• What this task involves: Pictures do not belong in the copy; quote every entry below exactly.

• Data to use:
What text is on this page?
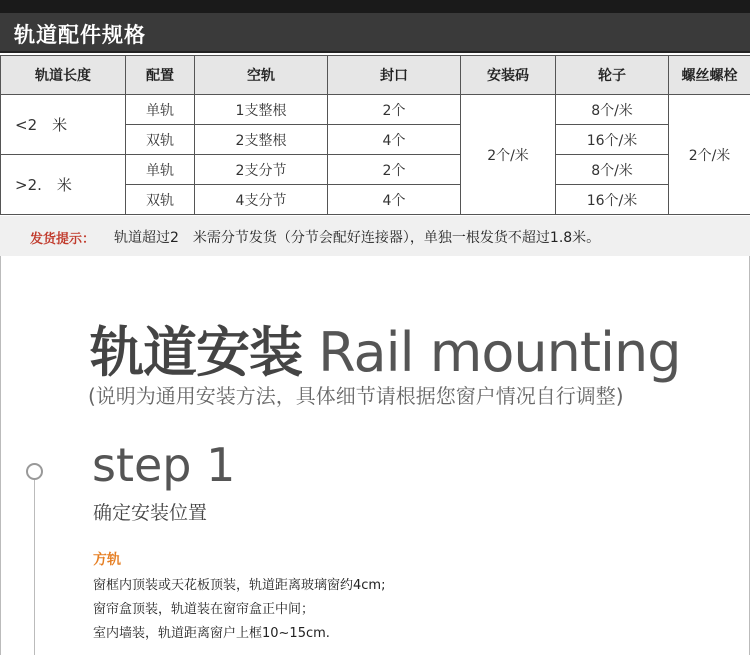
轨道配件规格
轨道长度	配置	空轨	封口	安装码	轮子	螺丝螺栓
<2　米	单轨	1支整根	2个	2个/米	8个/米	2个/米
	双轨	2支整根	4个		16个/米	
>2.　米	单轨	2支分节	2个		8个/米	
	双轨	4支分节	4个		16个/米	
发货提示： 轨道超过2　米需分节发货（分节会配好连接器），单独一根发货不超过1.8米。
轨道安装 Rail mounting
(说明为通用安装方法，具体细节请根据您窗户情况自行调整)
step 1
确定安装位置
方轨
窗框内顶装或天花板顶装，轨道距离玻璃窗约4cm;
窗帘盒顶装，轨道装在窗帘盒正中间；
室内墙装，轨道距离窗户上框10~15cm.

• Task result:
What text is on this page?
轨道配件规格
轨道长度	配置	空轨	封口	安装码	轮子	螺丝螺栓
<2　米	单轨	1支整根	2个	2个/米	8个/米	2个/米
	双轨	2支整根	4个		16个/米	
>2.　米	单轨	2支分节	2个		8个/米	
	双轨	4支分节	4个		16个/米	
发货提示： 轨道超过2　米需分节发货（分节会配好连接器），单独一根发货不超过1.8米。
轨道安装 Rail mounting
(说明为通用安装方法，具体细节请根据您窗户情况自行调整)
step 1
确定安装位置
方轨
窗框内顶装或天花板顶装，轨道距离玻璃窗约4cm;
窗帘盒顶装，轨道装在窗帘盒正中间；
室内墙装，轨道距离窗户上框10~15cm.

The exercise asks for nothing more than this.